-------- Record excerpts --------
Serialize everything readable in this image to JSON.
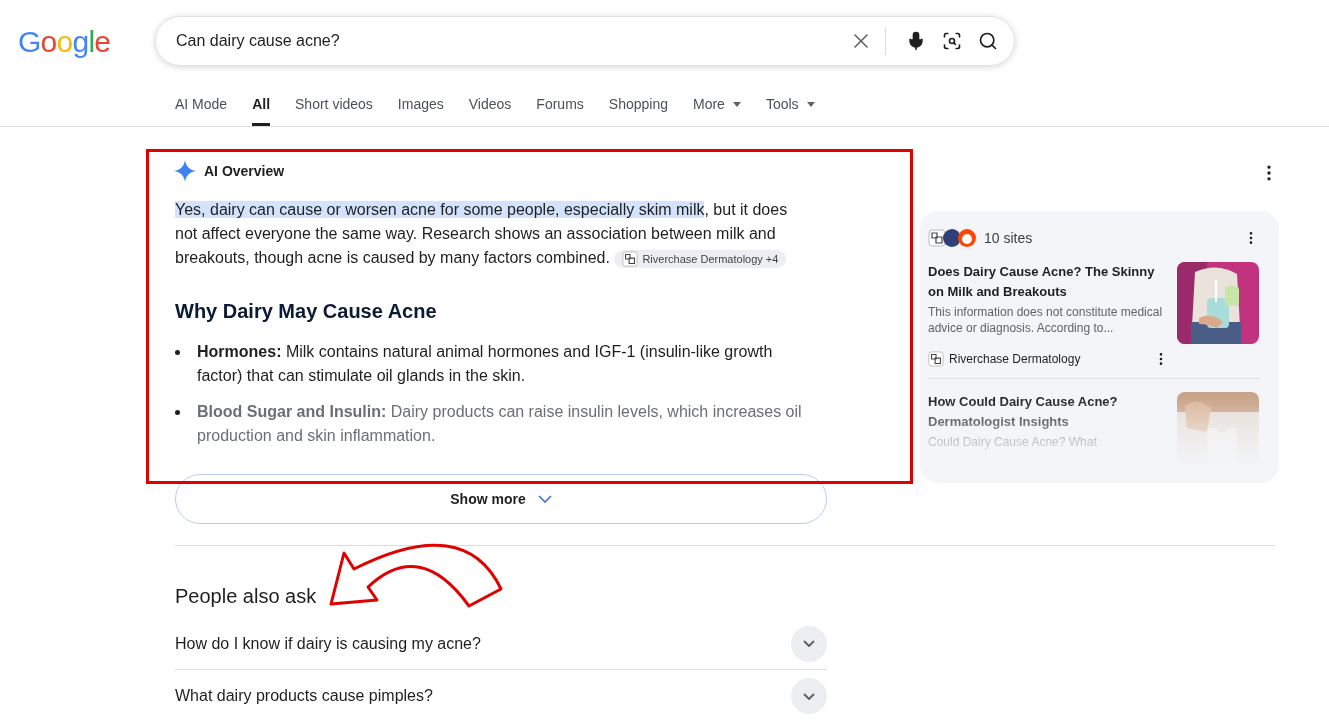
{
  "logo": {
    "letters": "Google"
  },
  "search": {
    "value": "Can dairy cause acne?"
  },
  "tabs": [
    {
      "label": "AI Mode",
      "selected": false,
      "kind": "plain"
    },
    {
      "label": "All",
      "selected": true,
      "kind": "plain"
    },
    {
      "label": "Short videos",
      "selected": false,
      "kind": "plain"
    },
    {
      "label": "Images",
      "selected": false,
      "kind": "plain"
    },
    {
      "label": "Videos",
      "selected": false,
      "kind": "plain"
    },
    {
      "label": "Forums",
      "selected": false,
      "kind": "plain"
    },
    {
      "label": "Shopping",
      "selected": false,
      "kind": "plain"
    },
    {
      "label": "More",
      "selected": false,
      "kind": "menu"
    },
    {
      "label": "Tools",
      "selected": false,
      "kind": "menu"
    }
  ],
  "ai_overview": {
    "title": "AI Overview",
    "highlight": "Yes, dairy can cause or worsen acne for some people, especially skim milk",
    "summary": ", but it does not affect everyone the same way. Research shows an association between milk and breakouts, though acne is caused by many factors combined.",
    "citation": "Riverchase Dermatology +4",
    "heading": "Why Dairy May Cause Acne",
    "bullets": [
      {
        "term": "Hormones:",
        "text": "Milk contains natural animal hormones and IGF-1 (insulin-like growth factor) that can stimulate oil glands in the skin.",
        "faded": false
      },
      {
        "term": "Blood Sugar and Insulin:",
        "text": "Dairy products can raise insulin levels, which increases oil production and skin inflammation.",
        "faded": true
      }
    ],
    "show_more": "Show more"
  },
  "sources": {
    "count": "10 sites",
    "cards": [
      {
        "title": "Does Dairy Cause Acne? The Skinny on Milk and Breakouts",
        "snippet": "This information does not constitute medical advice or diagnosis. According to...",
        "source": "Riverchase Dermatology",
        "faded": false
      },
      {
        "title": "How Could Dairy Cause Acne? Dermatologist Insights",
        "snippet": "Could Dairy Cause Acne? What",
        "faded": true
      }
    ]
  },
  "people_also_ask": {
    "title": "People also ask",
    "questions": [
      {
        "text": "How do I know if dairy is causing my acne?",
        "expanded": false
      },
      {
        "text": "What dairy products cause pimples?",
        "expanded": false
      }
    ]
  }
}
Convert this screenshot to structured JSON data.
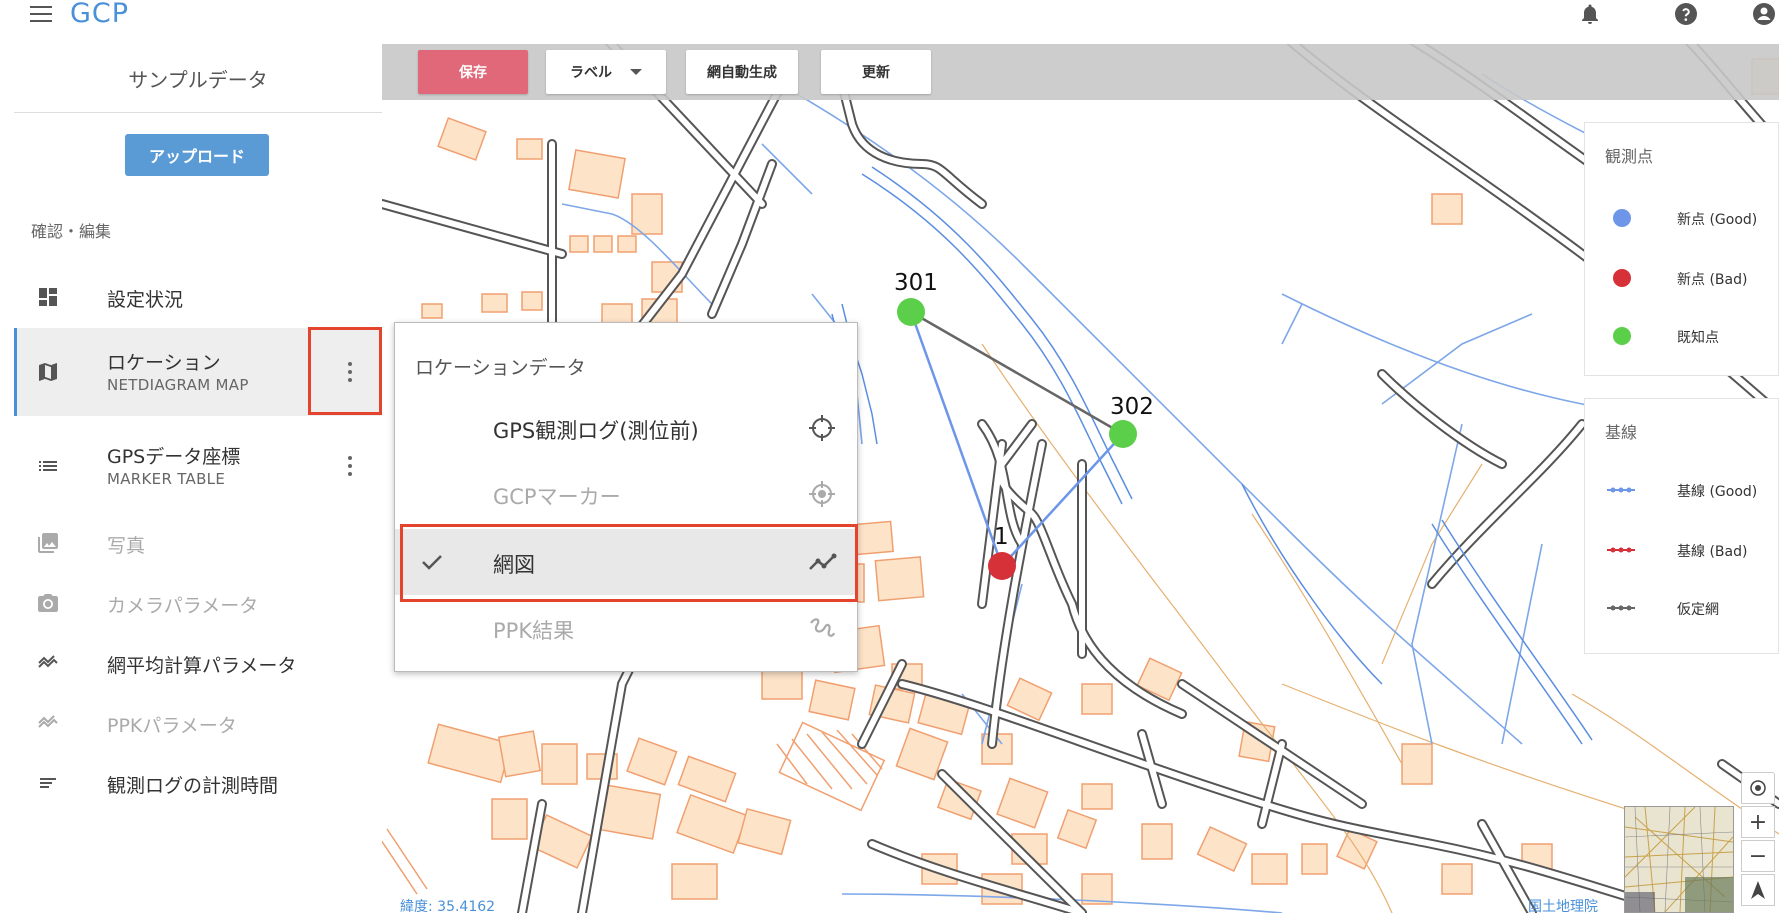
{
  "app": {
    "title": "GCP"
  },
  "sidebar": {
    "project_name": "サンプルデータ",
    "upload_label": "アップロード",
    "section_label": "確認・編集",
    "items": [
      {
        "label": "設定状況",
        "sub": "",
        "icon": "dashboard-icon",
        "state": "normal"
      },
      {
        "label": "ロケーション",
        "sub": "NETDIAGRAM MAP",
        "icon": "map-icon",
        "state": "active"
      },
      {
        "label": "GPSデータ座標",
        "sub": "MARKER TABLE",
        "icon": "list-icon",
        "state": "normal"
      },
      {
        "label": "写真",
        "sub": "",
        "icon": "photo-icon",
        "state": "disabled"
      },
      {
        "label": "カメラパラメータ",
        "sub": "",
        "icon": "camera-icon",
        "state": "disabled"
      },
      {
        "label": "網平均計算パラメータ",
        "sub": "",
        "icon": "trending-icon",
        "state": "normal"
      },
      {
        "label": "PPKパラメータ",
        "sub": "",
        "icon": "trending-icon",
        "state": "disabled"
      },
      {
        "label": "観測ログの計測時間",
        "sub": "",
        "icon": "short-text-icon",
        "state": "normal"
      }
    ]
  },
  "toolbar": {
    "save_label": "保存",
    "label_select": "ラベル",
    "autogen_label": "網自動生成",
    "refresh_label": "更新"
  },
  "dropdown": {
    "header": "ロケーションデータ",
    "items": [
      {
        "label": "GPS観測ログ(測位前)",
        "icon": "crosshair-icon",
        "state": "normal",
        "checked": false
      },
      {
        "label": "GCPマーカー",
        "icon": "gps-fixed-icon",
        "state": "disabled",
        "checked": false
      },
      {
        "label": "網図",
        "icon": "polyline-icon",
        "state": "normal",
        "checked": true
      },
      {
        "label": "PPK結果",
        "icon": "gesture-icon",
        "state": "disabled",
        "checked": false
      }
    ]
  },
  "legend_points": {
    "title": "観測点",
    "items": [
      {
        "label": "新点 (Good)",
        "color": "#6d96e8"
      },
      {
        "label": "新点 (Bad)",
        "color": "#d63038"
      },
      {
        "label": "既知点",
        "color": "#5ccf4a"
      }
    ]
  },
  "legend_lines": {
    "title": "基線",
    "items": [
      {
        "label": "基線 (Good)",
        "color": "#6d96e8"
      },
      {
        "label": "基線 (Bad)",
        "color": "#d63038"
      },
      {
        "label": "仮定網",
        "color": "#666666"
      }
    ]
  },
  "markers": [
    {
      "label": "301",
      "type": "known"
    },
    {
      "label": "302",
      "type": "known"
    },
    {
      "label": "1",
      "type": "new-bad"
    }
  ],
  "footer": {
    "coord_text": "緯度: 35.4162",
    "attribution": "国土地理院"
  }
}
--------
Written exercise | Look for the word "snippet" and return every line where it occurs.

Written solution |
        "snippet": "This information does not constitute medical advice or diagnosis. According to...",
        "snippet": "Could Dairy Cause Acne? What",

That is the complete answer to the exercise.